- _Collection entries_
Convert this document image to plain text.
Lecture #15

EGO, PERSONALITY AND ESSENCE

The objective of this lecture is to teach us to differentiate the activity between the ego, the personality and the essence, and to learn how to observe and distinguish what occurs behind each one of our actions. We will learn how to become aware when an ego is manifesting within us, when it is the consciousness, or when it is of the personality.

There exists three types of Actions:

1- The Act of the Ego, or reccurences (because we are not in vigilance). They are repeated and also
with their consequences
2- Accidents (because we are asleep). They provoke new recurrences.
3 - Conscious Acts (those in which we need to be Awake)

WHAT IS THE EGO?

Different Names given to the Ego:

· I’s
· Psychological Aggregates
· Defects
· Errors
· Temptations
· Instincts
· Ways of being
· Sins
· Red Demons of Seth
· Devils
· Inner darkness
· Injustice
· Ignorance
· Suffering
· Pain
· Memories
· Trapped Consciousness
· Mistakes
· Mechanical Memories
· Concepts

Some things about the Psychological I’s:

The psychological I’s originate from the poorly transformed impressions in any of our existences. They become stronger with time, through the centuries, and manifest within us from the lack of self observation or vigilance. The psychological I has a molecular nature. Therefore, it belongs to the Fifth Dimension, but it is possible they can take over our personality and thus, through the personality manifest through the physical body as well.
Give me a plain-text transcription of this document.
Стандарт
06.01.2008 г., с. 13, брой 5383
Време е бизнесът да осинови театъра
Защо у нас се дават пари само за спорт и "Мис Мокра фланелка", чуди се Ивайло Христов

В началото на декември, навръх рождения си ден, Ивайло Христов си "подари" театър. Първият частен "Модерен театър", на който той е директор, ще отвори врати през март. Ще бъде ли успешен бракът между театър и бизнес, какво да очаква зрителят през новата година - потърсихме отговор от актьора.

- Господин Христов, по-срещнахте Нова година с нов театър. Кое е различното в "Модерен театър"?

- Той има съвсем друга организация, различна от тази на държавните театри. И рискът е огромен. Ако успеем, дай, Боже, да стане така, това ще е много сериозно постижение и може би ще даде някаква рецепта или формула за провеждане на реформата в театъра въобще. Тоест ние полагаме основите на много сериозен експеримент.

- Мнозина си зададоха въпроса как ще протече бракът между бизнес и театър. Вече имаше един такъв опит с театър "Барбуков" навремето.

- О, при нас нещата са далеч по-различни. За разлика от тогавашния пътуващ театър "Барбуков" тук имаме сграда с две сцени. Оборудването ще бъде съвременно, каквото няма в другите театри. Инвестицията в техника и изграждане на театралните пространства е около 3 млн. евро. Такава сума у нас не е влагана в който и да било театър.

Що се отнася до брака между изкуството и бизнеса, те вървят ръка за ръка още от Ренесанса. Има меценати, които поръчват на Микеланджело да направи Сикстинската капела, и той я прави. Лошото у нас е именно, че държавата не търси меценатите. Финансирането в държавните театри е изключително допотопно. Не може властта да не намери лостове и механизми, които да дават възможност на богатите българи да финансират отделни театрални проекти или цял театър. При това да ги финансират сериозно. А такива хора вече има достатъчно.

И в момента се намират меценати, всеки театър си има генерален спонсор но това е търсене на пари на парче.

- _What you have to do_
Repeat every record, keeping each word and mark exactly as it is.

- _Answer for this exercise_
Convert this document image to plain text.
Lecture #15

EGO, PERSONALITY AND ESSENCE

The objective of this lecture is to teach us to differentiate the activity between the ego, the personality and the essence, and to learn how to observe and distinguish what occurs behind each one of our actions. We will learn how to become aware when an ego is manifesting within us, when it is the consciousness, or when it is of the personality.

There exists three types of Actions:

1- The Act of the Ego, or reccurences (because we are not in vigilance). They are repeated and also
with their consequences
2- Accidents (because we are asleep). They provoke new recurrences.
3 - Conscious Acts (those in which we need to be Awake)

WHAT IS THE EGO?

Different Names given to the Ego:

· I’s
· Psychological Aggregates
· Defects
· Errors
· Temptations
· Instincts
· Ways of being
· Sins
· Red Demons of Seth
· Devils
· Inner darkness
· Injustice
· Ignorance
· Suffering
· Pain
· Memories
· Trapped Consciousness
· Mistakes
· Mechanical Memories
· Concepts

Some things about the Psychological I’s:

The psychological I’s originate from the poorly transformed impressions in any of our existences. They become stronger with time, through the centuries, and manifest within us from the lack of self observation or vigilance. The psychological I has a molecular nature. Therefore, it belongs to the Fifth Dimension, but it is possible they can take over our personality and thus, through the personality manifest through the physical body as well.
Give me a plain-text transcription of this document.
Стандарт
06.01.2008 г., с. 13, брой 5383
Време е бизнесът да осинови театъра
Защо у нас се дават пари само за спорт и "Мис Мокра фланелка", чуди се Ивайло Христов

В началото на декември, навръх рождения си ден, Ивайло Христов си "подари" театър. Първият частен "Модерен театър", на който той е директор, ще отвори врати през март. Ще бъде ли успешен бракът между театър и бизнес, какво да очаква зрителят през новата година - потърсихме отговор от актьора.

- Господин Христов, по-срещнахте Нова година с нов театър. Кое е различното в "Модерен театър"?

- Той има съвсем друга организация, различна от тази на държавните театри. И рискът е огромен. Ако успеем, дай, Боже, да стане така, това ще е много сериозно постижение и може би ще даде някаква рецепта или формула за провеждане на реформата в театъра въобще. Тоест ние полагаме основите на много сериозен експеримент.

- Мнозина си зададоха въпроса как ще протече бракът между бизнес и театър. Вече имаше един такъв опит с театър "Барбуков" навремето.

- О, при нас нещата са далеч по-различни. За разлика от тогавашния пътуващ театър "Барбуков" тук имаме сграда с две сцени. Оборудването ще бъде съвременно, каквото няма в другите театри. Инвестицията в техника и изграждане на театралните пространства е около 3 млн. евро. Такава сума у нас не е влагана в който и да било театър.

Що се отнася до брака между изкуството и бизнеса, те вървят ръка за ръка още от Ренесанса. Има меценати, които поръчват на Микеланджело да направи Сикстинската капела, и той я прави. Лошото у нас е именно, че държавата не търси меценатите. Финансирането в държавните театри е изключително допотопно. Не може властта да не намери лостове и механизми, които да дават възможност на богатите българи да финансират отделни театрални проекти или цял театър. При това да ги финансират сериозно. А такива хора вече има достатъчно.

И в момента се намират меценати, всеки театър си има генерален спонсор но това е търсене на пари на парче.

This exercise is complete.